» **Stored records**
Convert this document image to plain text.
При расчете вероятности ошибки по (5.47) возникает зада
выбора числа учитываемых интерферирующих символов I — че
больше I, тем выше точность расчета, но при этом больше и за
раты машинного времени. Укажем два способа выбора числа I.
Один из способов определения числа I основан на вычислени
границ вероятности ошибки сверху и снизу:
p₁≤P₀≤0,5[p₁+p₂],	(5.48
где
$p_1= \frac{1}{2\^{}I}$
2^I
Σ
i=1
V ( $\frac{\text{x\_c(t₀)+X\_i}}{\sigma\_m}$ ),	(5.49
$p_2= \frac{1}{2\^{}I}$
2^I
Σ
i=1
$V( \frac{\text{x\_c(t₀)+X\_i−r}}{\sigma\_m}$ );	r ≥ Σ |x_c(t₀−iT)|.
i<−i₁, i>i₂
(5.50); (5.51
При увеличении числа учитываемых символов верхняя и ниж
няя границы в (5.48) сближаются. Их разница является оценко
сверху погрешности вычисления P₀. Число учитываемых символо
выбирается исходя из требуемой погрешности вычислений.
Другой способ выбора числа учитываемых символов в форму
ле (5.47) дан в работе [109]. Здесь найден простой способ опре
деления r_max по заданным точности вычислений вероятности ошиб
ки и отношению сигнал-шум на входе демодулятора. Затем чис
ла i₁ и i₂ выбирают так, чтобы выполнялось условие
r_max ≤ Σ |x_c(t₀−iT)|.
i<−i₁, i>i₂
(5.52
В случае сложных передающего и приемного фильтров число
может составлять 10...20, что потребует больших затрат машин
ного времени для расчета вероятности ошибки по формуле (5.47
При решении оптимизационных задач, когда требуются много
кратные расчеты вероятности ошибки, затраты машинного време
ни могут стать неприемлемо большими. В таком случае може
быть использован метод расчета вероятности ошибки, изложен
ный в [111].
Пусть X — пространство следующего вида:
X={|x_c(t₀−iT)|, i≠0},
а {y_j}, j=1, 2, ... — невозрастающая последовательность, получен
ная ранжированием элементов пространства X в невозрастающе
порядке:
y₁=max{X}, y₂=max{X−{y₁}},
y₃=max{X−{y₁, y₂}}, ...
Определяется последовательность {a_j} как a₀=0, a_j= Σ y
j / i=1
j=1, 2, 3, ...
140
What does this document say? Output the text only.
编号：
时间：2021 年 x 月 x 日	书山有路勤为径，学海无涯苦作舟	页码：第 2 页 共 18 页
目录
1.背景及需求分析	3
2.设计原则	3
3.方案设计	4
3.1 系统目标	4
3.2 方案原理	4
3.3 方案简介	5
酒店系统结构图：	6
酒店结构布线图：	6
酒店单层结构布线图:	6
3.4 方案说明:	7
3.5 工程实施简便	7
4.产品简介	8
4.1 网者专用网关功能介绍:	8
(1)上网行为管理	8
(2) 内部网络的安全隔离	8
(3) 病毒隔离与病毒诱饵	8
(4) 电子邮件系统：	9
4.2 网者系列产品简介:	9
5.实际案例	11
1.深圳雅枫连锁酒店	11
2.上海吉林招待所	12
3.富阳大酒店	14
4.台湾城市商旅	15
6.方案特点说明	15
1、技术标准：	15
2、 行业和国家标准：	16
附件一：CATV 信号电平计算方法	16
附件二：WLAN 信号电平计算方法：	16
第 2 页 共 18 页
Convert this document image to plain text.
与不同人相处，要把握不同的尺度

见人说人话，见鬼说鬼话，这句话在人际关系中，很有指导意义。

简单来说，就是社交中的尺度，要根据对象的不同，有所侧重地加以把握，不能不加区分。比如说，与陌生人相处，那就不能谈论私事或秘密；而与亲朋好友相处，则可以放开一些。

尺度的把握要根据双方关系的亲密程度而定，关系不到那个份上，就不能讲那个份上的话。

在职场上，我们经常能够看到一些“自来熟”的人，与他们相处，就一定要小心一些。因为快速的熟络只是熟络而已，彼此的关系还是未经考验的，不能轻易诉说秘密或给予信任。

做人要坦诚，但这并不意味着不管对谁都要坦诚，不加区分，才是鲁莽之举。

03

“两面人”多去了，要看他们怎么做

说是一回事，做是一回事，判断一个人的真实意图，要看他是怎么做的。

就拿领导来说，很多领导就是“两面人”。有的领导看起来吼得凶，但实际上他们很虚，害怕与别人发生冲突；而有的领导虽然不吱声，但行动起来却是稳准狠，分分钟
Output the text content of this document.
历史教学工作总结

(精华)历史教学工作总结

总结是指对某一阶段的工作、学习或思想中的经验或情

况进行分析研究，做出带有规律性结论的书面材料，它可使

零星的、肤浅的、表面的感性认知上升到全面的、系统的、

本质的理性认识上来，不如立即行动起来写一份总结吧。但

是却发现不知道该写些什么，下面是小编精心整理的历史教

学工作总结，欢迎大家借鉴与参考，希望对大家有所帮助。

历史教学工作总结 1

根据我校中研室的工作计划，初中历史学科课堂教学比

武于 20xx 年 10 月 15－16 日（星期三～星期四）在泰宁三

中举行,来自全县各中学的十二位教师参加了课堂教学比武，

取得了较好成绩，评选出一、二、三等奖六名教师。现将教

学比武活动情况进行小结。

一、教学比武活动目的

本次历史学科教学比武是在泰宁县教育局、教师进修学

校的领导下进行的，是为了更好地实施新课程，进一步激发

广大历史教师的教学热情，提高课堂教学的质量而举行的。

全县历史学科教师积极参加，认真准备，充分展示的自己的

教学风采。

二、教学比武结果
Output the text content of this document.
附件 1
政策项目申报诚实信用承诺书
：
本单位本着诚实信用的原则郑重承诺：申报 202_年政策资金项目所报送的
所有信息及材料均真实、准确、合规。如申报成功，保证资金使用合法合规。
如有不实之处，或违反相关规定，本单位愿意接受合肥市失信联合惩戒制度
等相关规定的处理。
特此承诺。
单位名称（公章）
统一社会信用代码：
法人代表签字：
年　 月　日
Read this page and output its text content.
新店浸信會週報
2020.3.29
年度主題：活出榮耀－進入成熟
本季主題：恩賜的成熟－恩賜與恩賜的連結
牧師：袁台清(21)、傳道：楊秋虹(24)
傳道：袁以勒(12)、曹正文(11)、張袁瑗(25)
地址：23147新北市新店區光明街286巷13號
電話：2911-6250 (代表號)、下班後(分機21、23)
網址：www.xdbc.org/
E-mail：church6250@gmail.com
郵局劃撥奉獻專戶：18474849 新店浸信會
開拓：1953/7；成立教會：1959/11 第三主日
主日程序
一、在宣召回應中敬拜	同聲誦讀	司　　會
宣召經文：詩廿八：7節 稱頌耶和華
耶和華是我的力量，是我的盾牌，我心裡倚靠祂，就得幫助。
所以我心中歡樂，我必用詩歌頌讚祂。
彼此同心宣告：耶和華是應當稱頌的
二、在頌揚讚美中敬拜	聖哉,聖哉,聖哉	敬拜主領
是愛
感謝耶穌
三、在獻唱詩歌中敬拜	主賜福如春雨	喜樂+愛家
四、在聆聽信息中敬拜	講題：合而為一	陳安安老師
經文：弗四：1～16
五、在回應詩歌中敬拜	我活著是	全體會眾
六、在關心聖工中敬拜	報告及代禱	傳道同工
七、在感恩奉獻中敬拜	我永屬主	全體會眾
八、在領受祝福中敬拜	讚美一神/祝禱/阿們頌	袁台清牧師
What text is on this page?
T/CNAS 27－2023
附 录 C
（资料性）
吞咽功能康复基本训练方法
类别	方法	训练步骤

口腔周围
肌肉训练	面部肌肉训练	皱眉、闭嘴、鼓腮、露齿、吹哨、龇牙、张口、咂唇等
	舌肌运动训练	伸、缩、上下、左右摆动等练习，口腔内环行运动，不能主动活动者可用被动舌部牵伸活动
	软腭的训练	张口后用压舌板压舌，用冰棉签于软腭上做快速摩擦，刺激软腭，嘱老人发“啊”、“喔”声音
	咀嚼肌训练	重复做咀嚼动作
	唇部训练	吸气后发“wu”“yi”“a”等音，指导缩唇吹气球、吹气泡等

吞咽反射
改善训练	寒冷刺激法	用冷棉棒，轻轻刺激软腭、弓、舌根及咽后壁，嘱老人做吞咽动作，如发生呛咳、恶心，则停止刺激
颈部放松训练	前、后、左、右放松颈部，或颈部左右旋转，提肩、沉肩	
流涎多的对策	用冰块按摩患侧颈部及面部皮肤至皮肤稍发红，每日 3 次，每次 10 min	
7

» **Work to be completed**
Extract every line of the records above that contains the word "frac".

» **Answer to this exercise**
$p_1= \frac{1}{2\^{}I}$
V ( $\frac{\text{x\_c(t₀)+X\_i}}{\sigma\_m}$ ),	(5.49
$p_2= \frac{1}{2\^{}I}$
$V( \frac{\text{x\_c(t₀)+X\_i−r}}{\sigma\_m}$ );	r ≥ Σ |x_c(t₀−iT)|.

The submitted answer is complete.